** Start Entries **
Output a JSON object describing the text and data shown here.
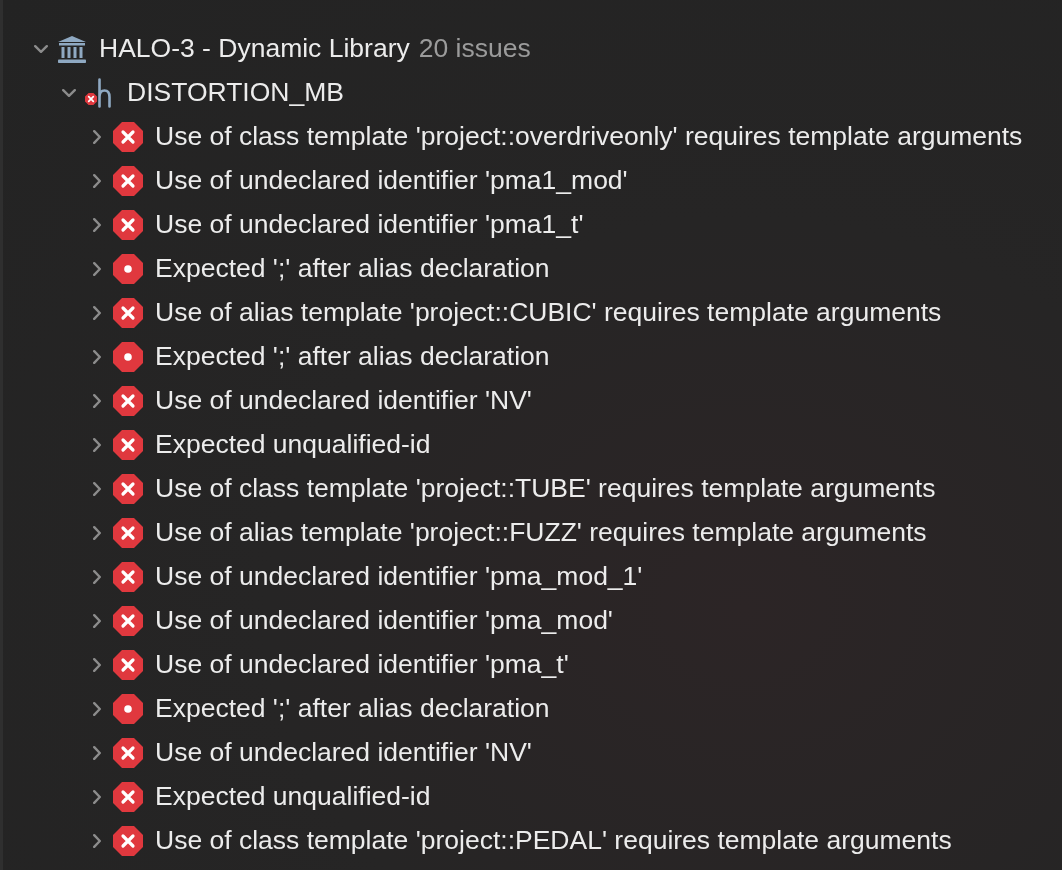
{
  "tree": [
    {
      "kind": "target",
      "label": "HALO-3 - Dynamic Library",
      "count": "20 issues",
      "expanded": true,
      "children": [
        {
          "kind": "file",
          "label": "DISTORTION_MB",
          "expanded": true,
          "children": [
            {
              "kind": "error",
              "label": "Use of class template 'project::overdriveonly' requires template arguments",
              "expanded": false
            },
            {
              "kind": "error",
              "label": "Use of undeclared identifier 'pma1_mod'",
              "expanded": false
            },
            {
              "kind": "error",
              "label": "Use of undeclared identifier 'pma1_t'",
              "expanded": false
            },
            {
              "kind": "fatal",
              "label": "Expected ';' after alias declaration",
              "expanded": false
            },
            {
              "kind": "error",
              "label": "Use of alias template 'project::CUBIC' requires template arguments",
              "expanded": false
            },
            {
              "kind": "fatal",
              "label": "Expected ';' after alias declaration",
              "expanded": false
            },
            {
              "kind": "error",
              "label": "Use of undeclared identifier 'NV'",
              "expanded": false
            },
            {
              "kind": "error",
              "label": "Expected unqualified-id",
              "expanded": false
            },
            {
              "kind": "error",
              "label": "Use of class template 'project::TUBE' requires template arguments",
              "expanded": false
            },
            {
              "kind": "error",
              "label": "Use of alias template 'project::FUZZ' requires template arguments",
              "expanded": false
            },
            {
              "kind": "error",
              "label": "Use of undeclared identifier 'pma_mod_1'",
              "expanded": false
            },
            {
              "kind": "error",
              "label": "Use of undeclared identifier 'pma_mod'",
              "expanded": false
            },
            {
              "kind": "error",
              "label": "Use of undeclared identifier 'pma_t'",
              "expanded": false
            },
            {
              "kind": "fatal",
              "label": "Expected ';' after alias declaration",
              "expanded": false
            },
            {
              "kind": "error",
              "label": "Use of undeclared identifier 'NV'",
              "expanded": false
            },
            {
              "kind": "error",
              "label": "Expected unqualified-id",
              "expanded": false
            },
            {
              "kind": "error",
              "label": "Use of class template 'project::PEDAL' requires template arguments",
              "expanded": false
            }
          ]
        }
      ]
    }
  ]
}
** End Entries **
** Start Entries **
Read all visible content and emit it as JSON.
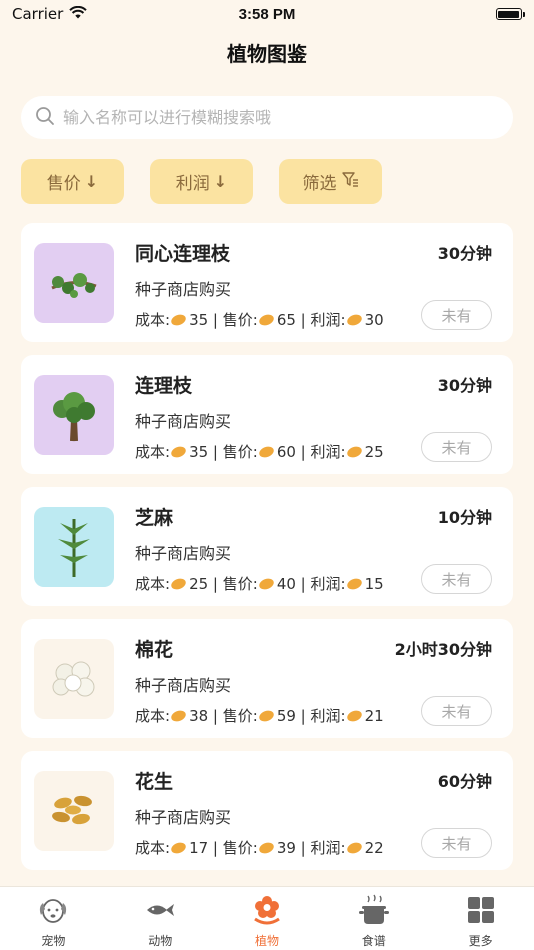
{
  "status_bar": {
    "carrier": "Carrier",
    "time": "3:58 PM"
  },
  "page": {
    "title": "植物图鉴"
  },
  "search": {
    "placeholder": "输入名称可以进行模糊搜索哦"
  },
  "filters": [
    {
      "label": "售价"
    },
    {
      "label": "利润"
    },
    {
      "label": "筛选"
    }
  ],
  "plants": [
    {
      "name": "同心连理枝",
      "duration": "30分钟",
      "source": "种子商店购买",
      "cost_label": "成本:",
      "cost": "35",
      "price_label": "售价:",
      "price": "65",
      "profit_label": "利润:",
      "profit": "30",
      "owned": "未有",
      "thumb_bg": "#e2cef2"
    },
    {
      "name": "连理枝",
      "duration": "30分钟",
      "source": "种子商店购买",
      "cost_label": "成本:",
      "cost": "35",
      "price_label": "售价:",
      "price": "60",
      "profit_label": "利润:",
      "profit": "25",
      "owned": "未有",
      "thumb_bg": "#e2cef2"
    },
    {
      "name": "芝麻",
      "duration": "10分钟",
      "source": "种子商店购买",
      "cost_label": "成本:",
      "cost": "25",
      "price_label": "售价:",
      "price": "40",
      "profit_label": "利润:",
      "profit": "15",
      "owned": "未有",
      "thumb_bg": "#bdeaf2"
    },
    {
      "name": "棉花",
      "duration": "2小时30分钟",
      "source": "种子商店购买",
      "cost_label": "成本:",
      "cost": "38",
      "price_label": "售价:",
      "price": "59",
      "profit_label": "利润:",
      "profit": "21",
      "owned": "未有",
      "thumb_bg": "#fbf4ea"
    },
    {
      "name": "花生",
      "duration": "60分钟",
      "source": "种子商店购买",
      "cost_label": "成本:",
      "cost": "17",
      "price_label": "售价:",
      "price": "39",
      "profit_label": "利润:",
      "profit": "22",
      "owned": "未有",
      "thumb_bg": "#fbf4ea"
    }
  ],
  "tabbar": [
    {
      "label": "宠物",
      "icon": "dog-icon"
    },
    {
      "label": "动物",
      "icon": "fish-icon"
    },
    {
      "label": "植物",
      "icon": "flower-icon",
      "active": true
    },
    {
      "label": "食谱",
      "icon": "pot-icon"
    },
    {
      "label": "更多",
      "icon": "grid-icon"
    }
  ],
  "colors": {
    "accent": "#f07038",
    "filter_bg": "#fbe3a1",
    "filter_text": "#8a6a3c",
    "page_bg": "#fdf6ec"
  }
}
** End Entries **
** Start Entries **
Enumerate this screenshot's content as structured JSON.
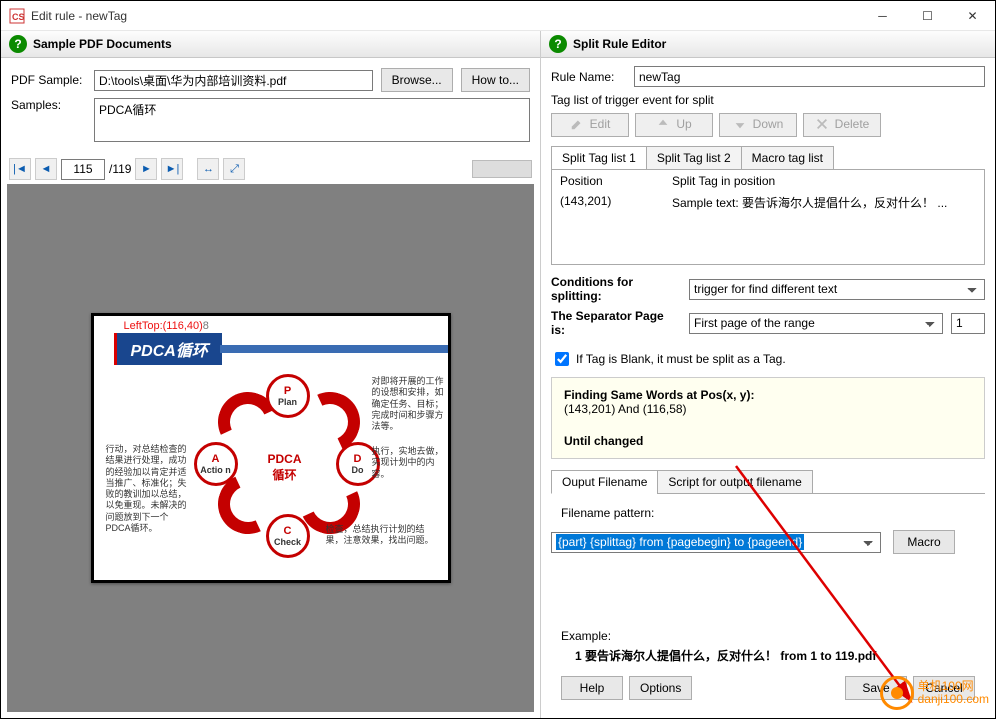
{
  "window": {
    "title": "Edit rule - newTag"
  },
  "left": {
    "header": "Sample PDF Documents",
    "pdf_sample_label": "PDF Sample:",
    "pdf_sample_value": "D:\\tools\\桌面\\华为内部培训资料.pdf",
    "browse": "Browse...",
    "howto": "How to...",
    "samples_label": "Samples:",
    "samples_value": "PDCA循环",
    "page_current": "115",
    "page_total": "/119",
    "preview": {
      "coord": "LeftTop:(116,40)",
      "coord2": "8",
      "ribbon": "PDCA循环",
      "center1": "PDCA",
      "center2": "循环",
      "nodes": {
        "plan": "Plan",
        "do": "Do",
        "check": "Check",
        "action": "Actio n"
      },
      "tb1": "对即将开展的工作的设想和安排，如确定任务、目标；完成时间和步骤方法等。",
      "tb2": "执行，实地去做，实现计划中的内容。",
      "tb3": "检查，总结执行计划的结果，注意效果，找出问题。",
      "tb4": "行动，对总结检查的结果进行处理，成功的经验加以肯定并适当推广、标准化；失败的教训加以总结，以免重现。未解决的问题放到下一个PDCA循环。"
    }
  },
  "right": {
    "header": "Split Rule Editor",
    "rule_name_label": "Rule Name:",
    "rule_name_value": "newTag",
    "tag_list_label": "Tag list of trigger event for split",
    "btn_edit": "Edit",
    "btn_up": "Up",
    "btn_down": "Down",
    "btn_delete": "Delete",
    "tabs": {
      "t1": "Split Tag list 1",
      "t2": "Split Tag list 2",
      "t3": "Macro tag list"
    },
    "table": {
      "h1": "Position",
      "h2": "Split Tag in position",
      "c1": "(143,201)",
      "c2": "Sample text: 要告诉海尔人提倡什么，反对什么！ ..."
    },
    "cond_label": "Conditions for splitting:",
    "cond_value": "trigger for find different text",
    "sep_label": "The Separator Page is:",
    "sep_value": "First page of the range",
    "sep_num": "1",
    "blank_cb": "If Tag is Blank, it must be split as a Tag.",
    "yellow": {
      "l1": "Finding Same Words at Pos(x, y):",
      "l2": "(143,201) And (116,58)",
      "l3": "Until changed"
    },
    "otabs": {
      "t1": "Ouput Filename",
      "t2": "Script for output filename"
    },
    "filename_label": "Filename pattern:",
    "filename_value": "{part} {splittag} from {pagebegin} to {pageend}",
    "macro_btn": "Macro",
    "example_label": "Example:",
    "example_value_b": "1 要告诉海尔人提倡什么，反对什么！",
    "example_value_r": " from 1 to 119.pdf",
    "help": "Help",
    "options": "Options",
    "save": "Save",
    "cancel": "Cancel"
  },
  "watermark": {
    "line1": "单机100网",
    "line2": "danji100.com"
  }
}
** End Entries **
= Written instruction =
Looking back at the lines above, state how many contain the word "newTag", and supply nothing besides the number.

= Reply =
2